● **Exercise task**: Quote the records that follow in full, leaving the pictures out.

● **Material shown**:
────────

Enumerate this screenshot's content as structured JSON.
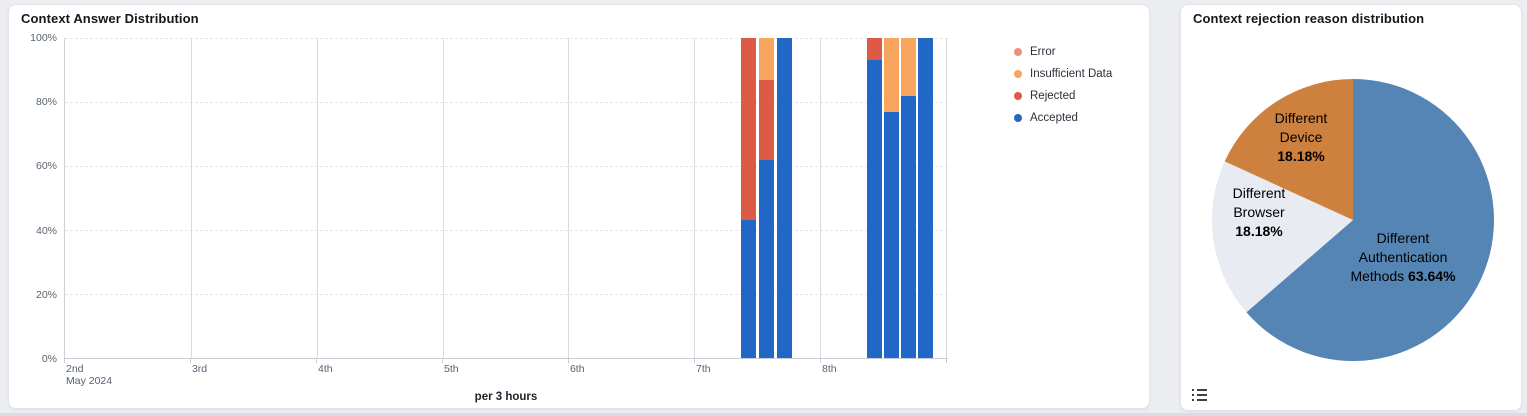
{
  "icons": {
    "pie_card_bottom_left": "list-legend-icon"
  },
  "colors": {
    "page_bg": "#ECEDF0",
    "card_bg": "#FFFFFF",
    "accepted": "#2168C6",
    "rejected": "#DD5A46",
    "insufficient_data": "#F7A55F",
    "error": "#E8937D",
    "pie_blue": "#5585B5",
    "pie_light": "#E8ECF2",
    "pie_orange": "#CE813E"
  },
  "chart_data": [
    {
      "type": "bar",
      "stacked": true,
      "title": "Context Answer Distribution",
      "xlabel": "per 3 hours",
      "ylabel": "",
      "ylim": [
        0,
        100
      ],
      "unit": "%",
      "grid": true,
      "legend_position": "right",
      "y_ticks": [
        {
          "label": "100%",
          "value": 100
        },
        {
          "label": "80%",
          "value": 80
        },
        {
          "label": "60%",
          "value": 60
        },
        {
          "label": "40%",
          "value": 40
        },
        {
          "label": "20%",
          "value": 20
        },
        {
          "label": "0%",
          "value": 0
        }
      ],
      "x_ticks": [
        {
          "label": "2nd",
          "sublabel": "May 2024",
          "pct": 0
        },
        {
          "label": "3rd",
          "pct": 14.25
        },
        {
          "label": "4th",
          "pct": 28.51
        },
        {
          "label": "5th",
          "pct": 42.76
        },
        {
          "label": "6th",
          "pct": 57.01
        },
        {
          "label": "7th",
          "pct": 71.27
        },
        {
          "label": "8th",
          "pct": 85.52
        },
        {
          "label": "",
          "pct": 99.77
        }
      ],
      "legend": [
        {
          "label": "Error",
          "color": "#E8937D"
        },
        {
          "label": "Insufficient Data",
          "color": "#F7A55F"
        },
        {
          "label": "Rejected",
          "color": "#DD5A46"
        },
        {
          "label": "Accepted",
          "color": "#2168C6"
        }
      ],
      "series_colors": {
        "Accepted": "#2168C6",
        "Rejected": "#DD5A46",
        "Insufficient Data": "#F7A55F",
        "Error": "#E8937D"
      },
      "bars": [
        {
          "date": "May 7",
          "x_pct": 76.58,
          "stack": [
            {
              "name": "Accepted",
              "value": 43
            },
            {
              "name": "Rejected",
              "value": 57
            }
          ]
        },
        {
          "date": "May 7",
          "x_pct": 78.62,
          "stack": [
            {
              "name": "Accepted",
              "value": 62
            },
            {
              "name": "Rejected",
              "value": 25
            },
            {
              "name": "Insufficient Data",
              "value": 13
            }
          ]
        },
        {
          "date": "May 7",
          "x_pct": 80.66,
          "stack": [
            {
              "name": "Accepted",
              "value": 100
            }
          ]
        },
        {
          "date": "May 8",
          "x_pct": 90.84,
          "stack": [
            {
              "name": "Accepted",
              "value": 93
            },
            {
              "name": "Rejected",
              "value": 7
            }
          ]
        },
        {
          "date": "May 8",
          "x_pct": 92.76,
          "stack": [
            {
              "name": "Accepted",
              "value": 77
            },
            {
              "name": "Insufficient Data",
              "value": 23
            }
          ]
        },
        {
          "date": "May 8",
          "x_pct": 94.68,
          "stack": [
            {
              "name": "Accepted",
              "value": 82
            },
            {
              "name": "Insufficient Data",
              "value": 18
            }
          ]
        },
        {
          "date": "May 8",
          "x_pct": 96.61,
          "stack": [
            {
              "name": "Accepted",
              "value": 100
            }
          ]
        }
      ]
    },
    {
      "type": "pie",
      "title": "Context rejection reason distribution",
      "start_angle_deg": 0,
      "direction": "clockwise",
      "slices": [
        {
          "label": "Different Authentication Methods",
          "label_lines": [
            "Different",
            "Authentication",
            "Methods"
          ],
          "pct": 63.64,
          "pct_label": "63.64%",
          "color": "#5585B5"
        },
        {
          "label": "Different Browser",
          "label_lines": [
            "Different",
            "Browser"
          ],
          "pct": 18.18,
          "pct_label": "18.18%",
          "color": "#E8ECF2"
        },
        {
          "label": "Different Device",
          "label_lines": [
            "Different",
            "Device"
          ],
          "pct": 18.18,
          "pct_label": "18.18%",
          "color": "#CE813E"
        }
      ]
    }
  ]
}
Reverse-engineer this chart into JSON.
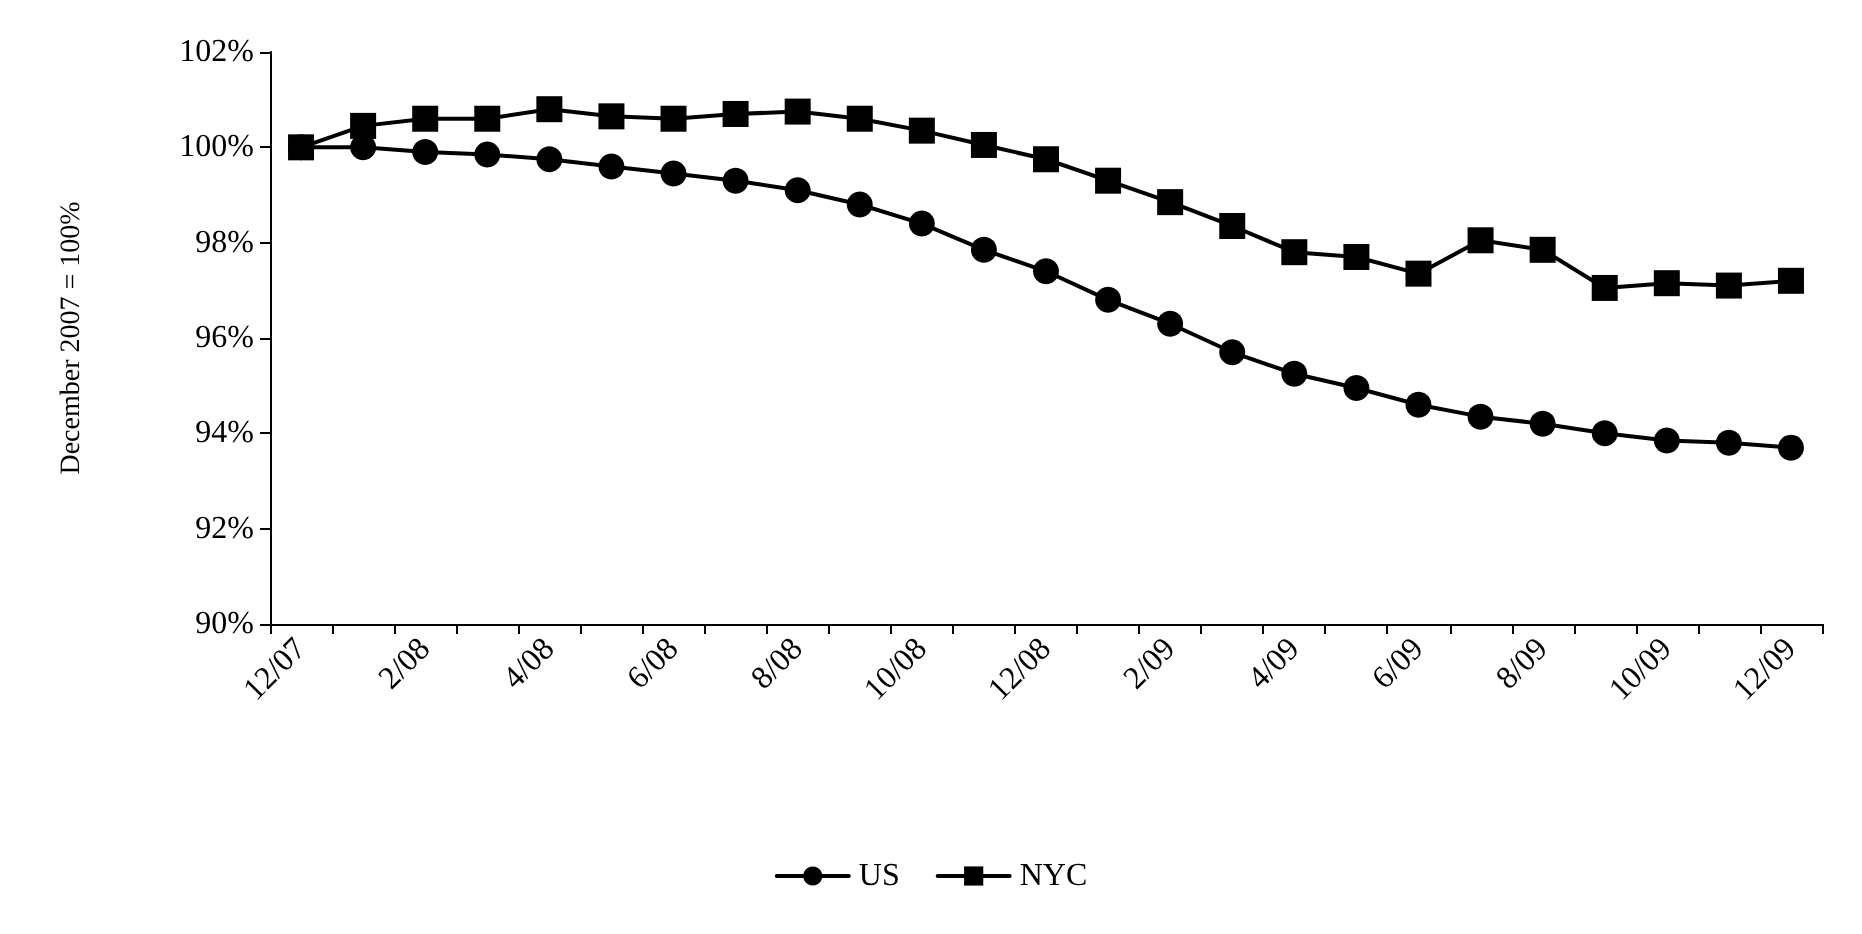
{
  "chart_data": {
    "type": "line",
    "ylabel": "December 2007 = 100%",
    "categories": [
      "12/07",
      null,
      "2/08",
      null,
      "4/08",
      null,
      "6/08",
      null,
      "8/08",
      null,
      "10/08",
      null,
      "12/08",
      null,
      "2/09",
      null,
      "4/09",
      null,
      "6/09",
      null,
      "8/09",
      null,
      "10/09",
      null,
      "12/09"
    ],
    "series": [
      {
        "name": "US",
        "color": "#000000",
        "marker": "circle",
        "values": [
          100,
          100,
          99.9,
          99.85,
          99.75,
          99.6,
          99.45,
          99.3,
          99.1,
          98.8,
          98.4,
          97.85,
          97.4,
          96.8,
          96.3,
          95.7,
          95.25,
          94.95,
          94.6,
          94.35,
          94.2,
          94.0,
          93.85,
          93.8,
          93.7
        ]
      },
      {
        "name": "NYC",
        "color": "#000000",
        "marker": "square",
        "values": [
          100,
          100.45,
          100.6,
          100.6,
          100.8,
          100.65,
          100.6,
          100.7,
          100.75,
          100.6,
          100.35,
          100.05,
          99.75,
          99.3,
          98.85,
          98.35,
          97.8,
          97.7,
          97.35,
          98.05,
          97.85,
          97.05,
          97.15,
          97.1,
          97.2
        ]
      }
    ],
    "ylim": [
      90,
      102
    ],
    "yticks": [
      {
        "value": 90,
        "label": "90%"
      },
      {
        "value": 92,
        "label": "92%"
      },
      {
        "value": 94,
        "label": "94%"
      },
      {
        "value": 96,
        "label": "96%"
      },
      {
        "value": 98,
        "label": "98%"
      },
      {
        "value": 100,
        "label": "100%"
      },
      {
        "value": 102,
        "label": "102%"
      }
    ],
    "grid": false,
    "legend": "bottom",
    "line_style": "solid"
  }
}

────────

● **Answer**:
Enumerate this screenshot's content as structured JSON.
{
  "icons": {
    "pie_card_bottom_left": "list-legend-icon"
  },
  "colors": {
    "page_bg": "#ECEDF0",
    "card_bg": "#FFFFFF",
    "accepted": "#2168C6",
    "rejected": "#DD5A46",
    "insufficient_data": "#F7A55F",
    "error": "#E8937D",
    "pie_blue": "#5585B5",
    "pie_light": "#E8ECF2",
    "pie_orange": "#CE813E"
  },
  "chart_data": [
    {
      "type": "bar",
      "stacked": true,
      "title": "Context Answer Distribution",
      "xlabel": "per 3 hours",
      "ylabel": "",
      "ylim": [
        0,
        100
      ],
      "unit": "%",
      "grid": true,
      "legend_position": "right",
      "y_ticks": [
        {
          "label": "100%",
          "value": 100
        },
        {
          "label": "80%",
          "value": 80
        },
        {
          "label": "60%",
          "value": 60
        },
        {
          "label": "40%",
          "value": 40
        },
        {
          "label": "20%",
          "value": 20
        },
        {
          "label": "0%",
          "value": 0
        }
      ],
      "x_ticks": [
        {
          "label": "2nd",
          "sublabel": "May 2024",
          "pct": 0
        },
        {
          "label": "3rd",
          "pct": 14.25
        },
        {
          "label": "4th",
          "pct": 28.51
        },
        {
          "label": "5th",
          "pct": 42.76
        },
        {
          "label": "6th",
          "pct": 57.01
        },
        {
          "label": "7th",
          "pct": 71.27
        },
        {
          "label": "8th",
          "pct": 85.52
        },
        {
          "label": "",
          "pct": 99.77
        }
      ],
      "legend": [
        {
          "label": "Error",
          "color": "#E8937D"
        },
        {
          "label": "Insufficient Data",
          "color": "#F7A55F"
        },
        {
          "label": "Rejected",
          "color": "#DD5A46"
        },
        {
          "label": "Accepted",
          "color": "#2168C6"
        }
      ],
      "series_colors": {
        "Accepted": "#2168C6",
        "Rejected": "#DD5A46",
        "Insufficient Data": "#F7A55F",
        "Error": "#E8937D"
      },
      "bars": [
        {
          "date": "May 7",
          "x_pct": 76.58,
          "stack": [
            {
              "name": "Accepted",
              "value": 43
            },
            {
              "name": "Rejected",
              "value": 57
            }
          ]
        },
        {
          "date": "May 7",
          "x_pct": 78.62,
          "stack": [
            {
              "name": "Accepted",
              "value": 62
            },
            {
              "name": "Rejected",
              "value": 25
            },
            {
              "name": "Insufficient Data",
              "value": 13
            }
          ]
        },
        {
          "date": "May 7",
          "x_pct": 80.66,
          "stack": [
            {
              "name": "Accepted",
              "value": 100
            }
          ]
        },
        {
          "date": "May 8",
          "x_pct": 90.84,
          "stack": [
            {
              "name": "Accepted",
              "value": 93
            },
            {
              "name": "Rejected",
              "value": 7
            }
          ]
        },
        {
          "date": "May 8",
          "x_pct": 92.76,
          "stack": [
            {
              "name": "Accepted",
              "value": 77
            },
            {
              "name": "Insufficient Data",
              "value": 23
            }
          ]
        },
        {
          "date": "May 8",
          "x_pct": 94.68,
          "stack": [
            {
              "name": "Accepted",
              "value": 82
            },
            {
              "name": "Insufficient Data",
              "value": 18
            }
          ]
        },
        {
          "date": "May 8",
          "x_pct": 96.61,
          "stack": [
            {
              "name": "Accepted",
              "value": 100
            }
          ]
        }
      ]
    },
    {
      "type": "pie",
      "title": "Context rejection reason distribution",
      "start_angle_deg": 0,
      "direction": "clockwise",
      "slices": [
        {
          "label": "Different Authentication Methods",
          "label_lines": [
            "Different",
            "Authentication",
            "Methods"
          ],
          "pct": 63.64,
          "pct_label": "63.64%",
          "color": "#5585B5"
        },
        {
          "label": "Different Browser",
          "label_lines": [
            "Different",
            "Browser"
          ],
          "pct": 18.18,
          "pct_label": "18.18%",
          "color": "#E8ECF2"
        },
        {
          "label": "Different Device",
          "label_lines": [
            "Different",
            "Device"
          ],
          "pct": 18.18,
          "pct_label": "18.18%",
          "color": "#CE813E"
        }
      ]
    }
  ]
}
Reverse-engineer this chart into JSON.
{
  "chart_data": {
    "type": "line",
    "ylabel": "December 2007 = 100%",
    "categories": [
      "12/07",
      null,
      "2/08",
      null,
      "4/08",
      null,
      "6/08",
      null,
      "8/08",
      null,
      "10/08",
      null,
      "12/08",
      null,
      "2/09",
      null,
      "4/09",
      null,
      "6/09",
      null,
      "8/09",
      null,
      "10/09",
      null,
      "12/09"
    ],
    "series": [
      {
        "name": "US",
        "color": "#000000",
        "marker": "circle",
        "values": [
          100,
          100,
          99.9,
          99.85,
          99.75,
          99.6,
          99.45,
          99.3,
          99.1,
          98.8,
          98.4,
          97.85,
          97.4,
          96.8,
          96.3,
          95.7,
          95.25,
          94.95,
          94.6,
          94.35,
          94.2,
          94.0,
          93.85,
          93.8,
          93.7
        ]
      },
      {
        "name": "NYC",
        "color": "#000000",
        "marker": "square",
        "values": [
          100,
          100.45,
          100.6,
          100.6,
          100.8,
          100.65,
          100.6,
          100.7,
          100.75,
          100.6,
          100.35,
          100.05,
          99.75,
          99.3,
          98.85,
          98.35,
          97.8,
          97.7,
          97.35,
          98.05,
          97.85,
          97.05,
          97.15,
          97.1,
          97.2
        ]
      }
    ],
    "ylim": [
      90,
      102
    ],
    "yticks": [
      {
        "value": 90,
        "label": "90%"
      },
      {
        "value": 92,
        "label": "92%"
      },
      {
        "value": 94,
        "label": "94%"
      },
      {
        "value": 96,
        "label": "96%"
      },
      {
        "value": 98,
        "label": "98%"
      },
      {
        "value": 100,
        "label": "100%"
      },
      {
        "value": 102,
        "label": "102%"
      }
    ],
    "grid": false,
    "legend": "bottom",
    "line_style": "solid"
  }
}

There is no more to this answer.